Written exercise
Omit the images, then output each of the records below exactly.

Task material

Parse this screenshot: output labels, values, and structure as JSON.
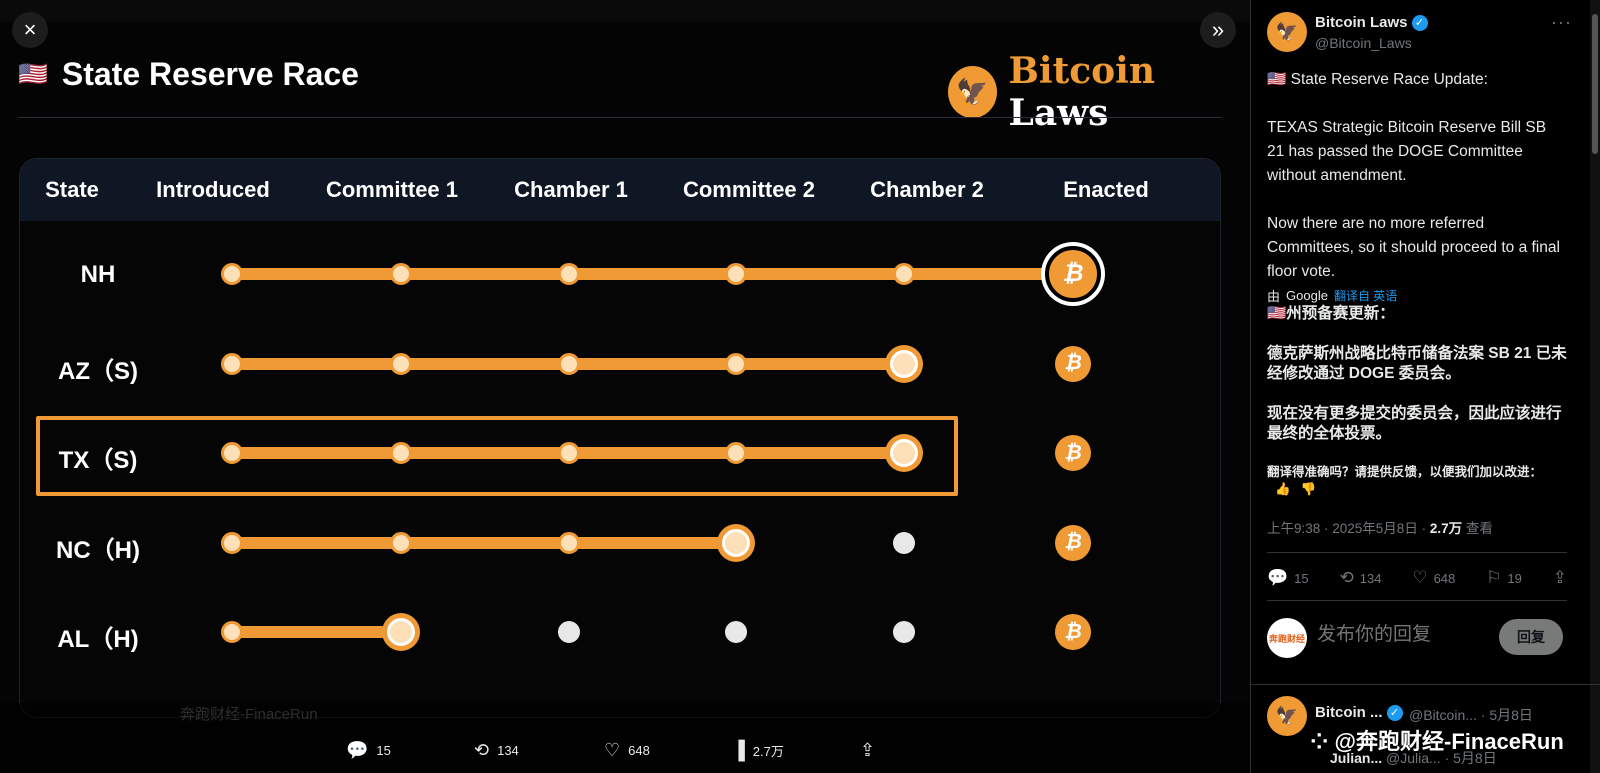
{
  "viewer": {
    "close_icon": "×",
    "expand_icon": "»",
    "flag": "🇺🇸",
    "image_title": "State Reserve Race",
    "brand_part1": "Bitcoin",
    "brand_part2": "Laws",
    "columns": [
      "State",
      "Introduced",
      "Committee 1",
      "Chamber 1",
      "Committee 2",
      "Chamber 2",
      "Enacted"
    ],
    "rows": [
      {
        "state": "NH",
        "progress_stage": 6
      },
      {
        "state": "AZ（S)",
        "progress_stage": 5
      },
      {
        "state": "TX（S)",
        "progress_stage": 5,
        "highlighted": true
      },
      {
        "state": "NC（H)",
        "progress_stage": 4
      },
      {
        "state": "AL（H)",
        "progress_stage": 2
      }
    ],
    "bottom_actions": {
      "replies": "15",
      "retweets": "134",
      "likes": "648",
      "views": "2.7万"
    },
    "ghost_name": "奔跑财经-FinaceRun"
  },
  "panel": {
    "author_name": "Bitcoin Laws",
    "author_handle": "@Bitcoin_Laws",
    "more_icon": "···",
    "tweet_text": "🇺🇸 State Reserve Race Update:\n\nTEXAS Strategic Bitcoin Reserve Bill SB 21 has passed the DOGE Committee without amendment.\n\nNow there are no more referred Committees, so it should proceed to a final floor vote.",
    "translated_prefix": "由",
    "translated_provider": "Google",
    "translated_link": "翻译自 英语",
    "translated_text": "🇺🇸州预备赛更新：\n\n德克萨斯州战略比特币储备法案 SB 21 已未经修改通过 DOGE 委员会。\n\n现在没有更多提交的委员会，因此应该进行最终的全体投票。",
    "feedback_text": "翻译得准确吗？请提供反馈，以便我们加以改进：",
    "time": "上午9:38 · 2025年5月8日 · ",
    "views_count": "2.7万",
    "views_label": " 查看",
    "replies": "15",
    "retweets": "134",
    "likes": "648",
    "bookmarks": "19",
    "reply_placeholder": "发布你的回复",
    "reply_button": "回复",
    "reply_avatar_text": "奔跑财经",
    "next_author": "Bitcoin ...",
    "next_meta": "@Bitcoin... · 5月8日",
    "watermark": "⁘ @奔跑财经-FinaceRun",
    "quoted_name": "Julian...",
    "quoted_meta": "@Julia... · 5月8日"
  }
}
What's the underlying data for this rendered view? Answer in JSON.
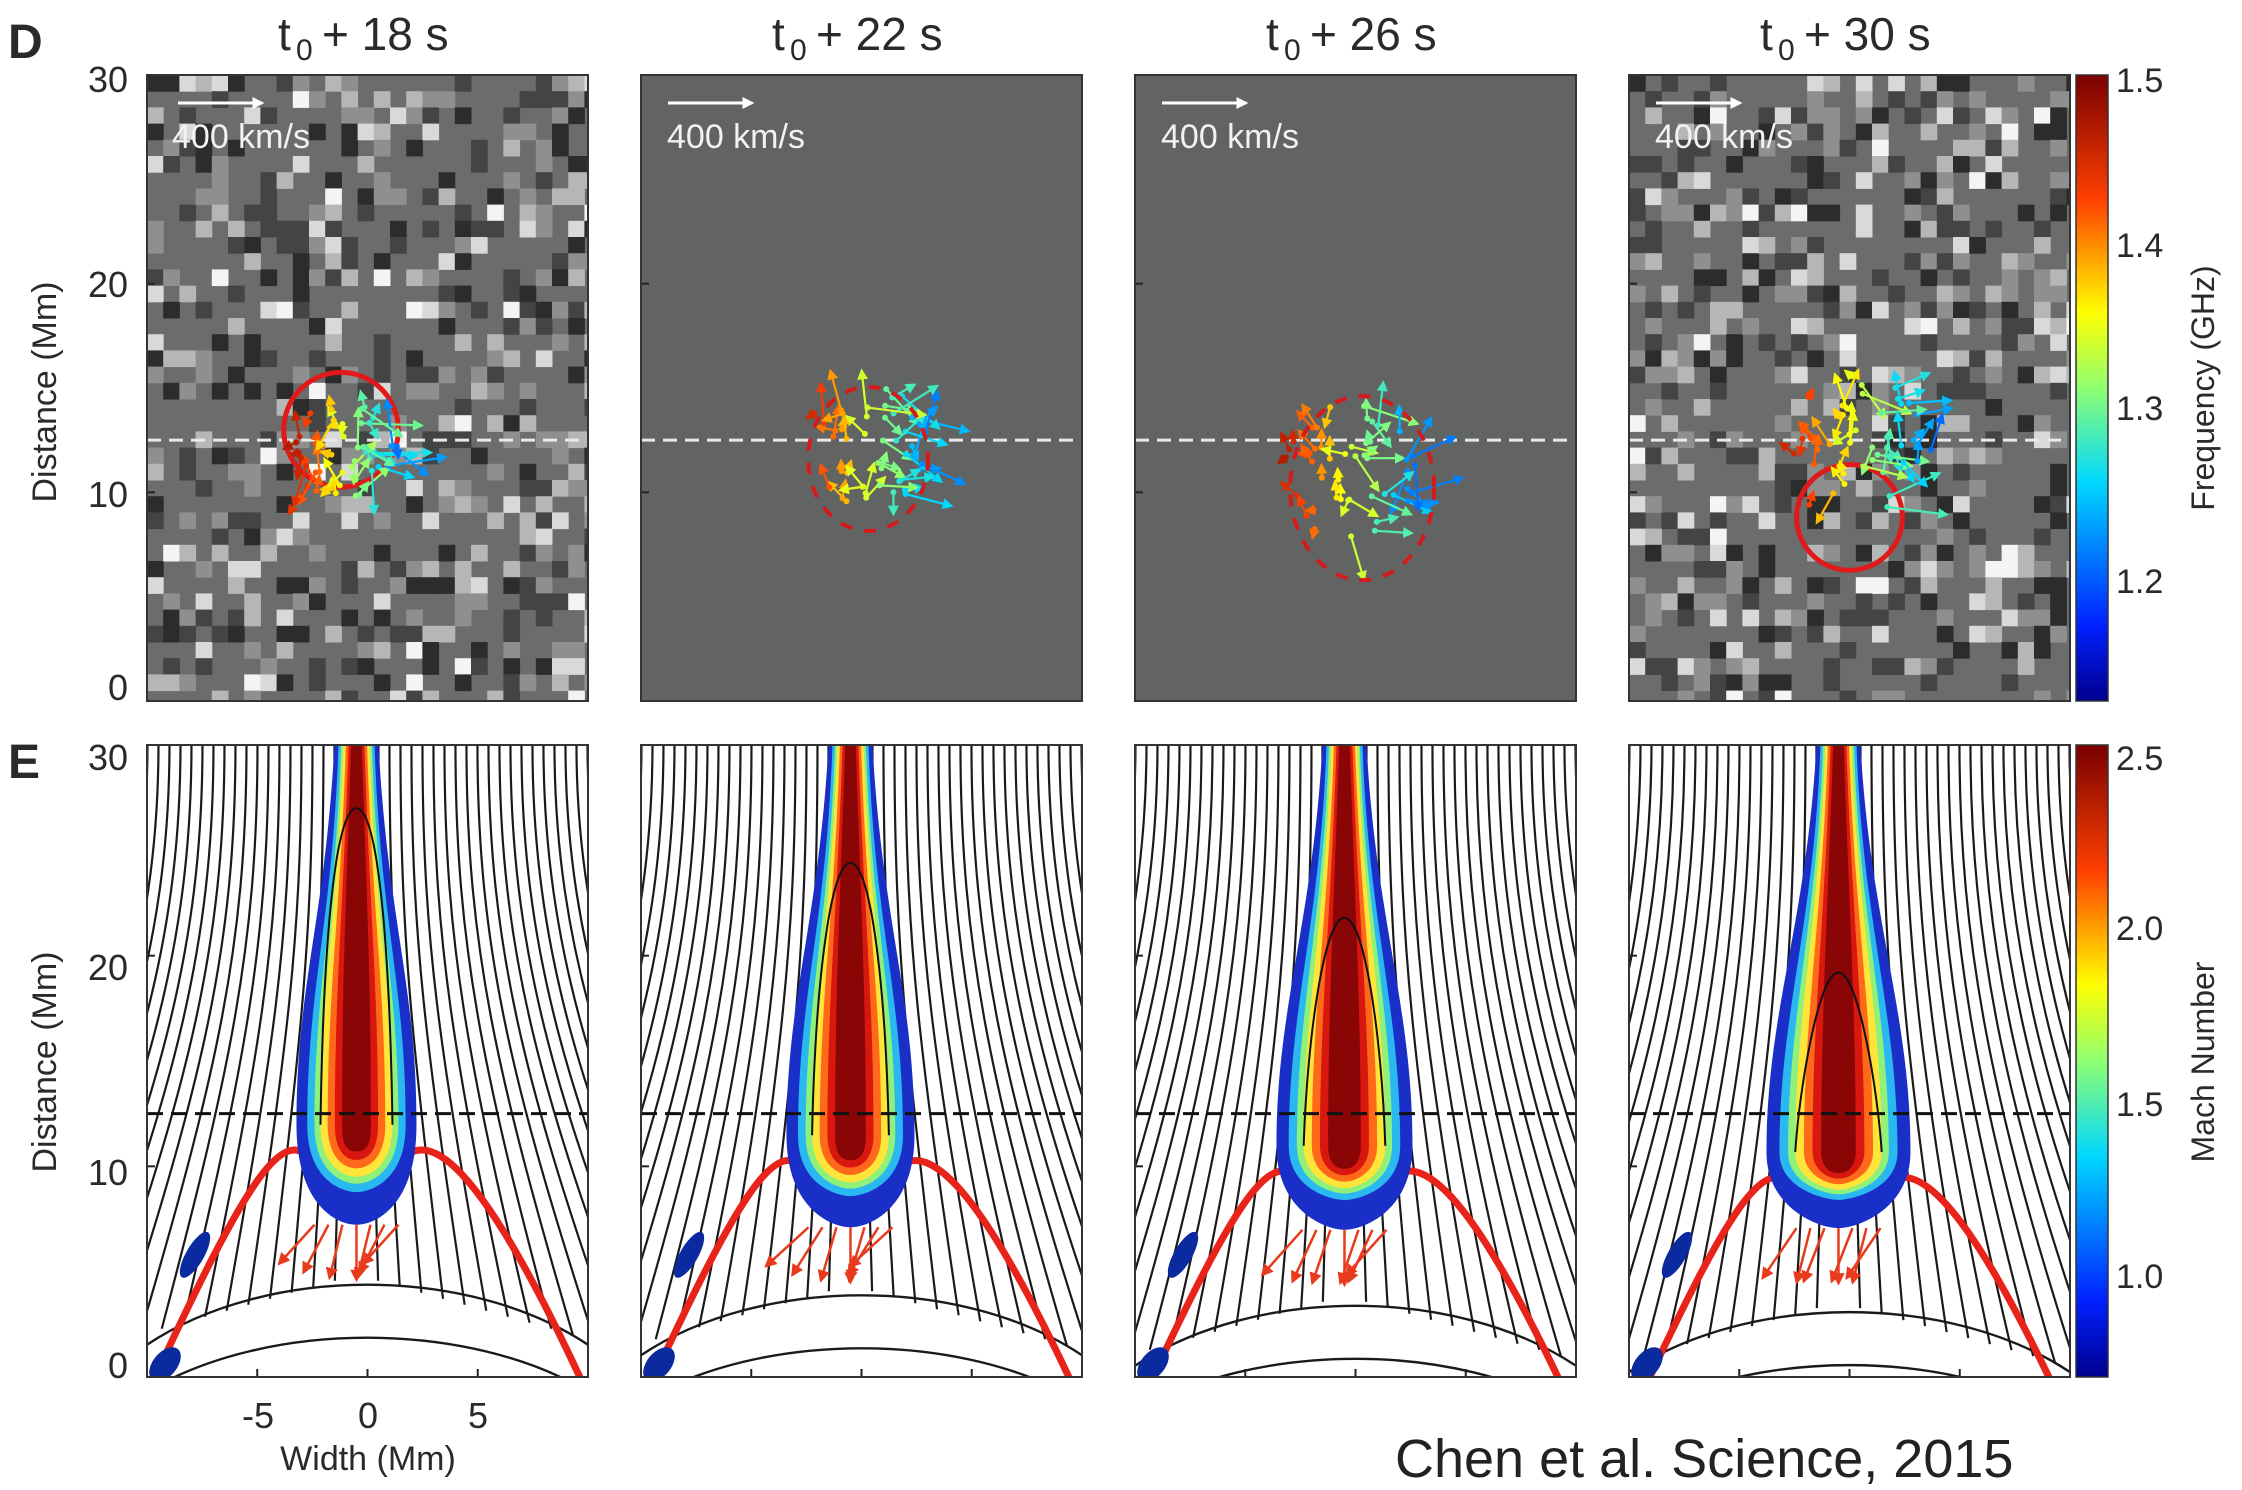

Result
Parse this screenshot: output labels, values, and structure as JSON.
{
  "viewer": {
    "close_icon": "×",
    "expand_icon": "»",
    "flag": "🇺🇸",
    "image_title": "State Reserve Race",
    "brand_part1": "Bitcoin",
    "brand_part2": "Laws",
    "columns": [
      "State",
      "Introduced",
      "Committee 1",
      "Chamber 1",
      "Committee 2",
      "Chamber 2",
      "Enacted"
    ],
    "rows": [
      {
        "state": "NH",
        "progress_stage": 6
      },
      {
        "state": "AZ（S)",
        "progress_stage": 5
      },
      {
        "state": "TX（S)",
        "progress_stage": 5,
        "highlighted": true
      },
      {
        "state": "NC（H)",
        "progress_stage": 4
      },
      {
        "state": "AL（H)",
        "progress_stage": 2
      }
    ],
    "bottom_actions": {
      "replies": "15",
      "retweets": "134",
      "likes": "648",
      "views": "2.7万"
    },
    "ghost_name": "奔跑财经-FinaceRun"
  },
  "panel": {
    "author_name": "Bitcoin Laws",
    "author_handle": "@Bitcoin_Laws",
    "more_icon": "···",
    "tweet_text": "🇺🇸 State Reserve Race Update:\n\nTEXAS Strategic Bitcoin Reserve Bill SB 21 has passed the DOGE Committee without amendment.\n\nNow there are no more referred Committees, so it should proceed to a final floor vote.",
    "translated_prefix": "由",
    "translated_provider": "Google",
    "translated_link": "翻译自 英语",
    "translated_text": "🇺🇸州预备赛更新：\n\n德克萨斯州战略比特币储备法案 SB 21 已未经修改通过 DOGE 委员会。\n\n现在没有更多提交的委员会，因此应该进行最终的全体投票。",
    "feedback_text": "翻译得准确吗？请提供反馈，以便我们加以改进：",
    "time": "上午9:38 · 2025年5月8日 · ",
    "views_count": "2.7万",
    "views_label": " 查看",
    "replies": "15",
    "retweets": "134",
    "likes": "648",
    "bookmarks": "19",
    "reply_placeholder": "发布你的回复",
    "reply_button": "回复",
    "reply_avatar_text": "奔跑财经",
    "next_author": "Bitcoin ...",
    "next_meta": "@Bitcoin... · 5月8日",
    "watermark": "⁘ @奔跑财经-FinaceRun",
    "quoted_name": "Julian...",
    "quoted_meta": "@Julia... · 5月8日"
  }
}
What's the underlying data for this rendered view? Answer in JSON.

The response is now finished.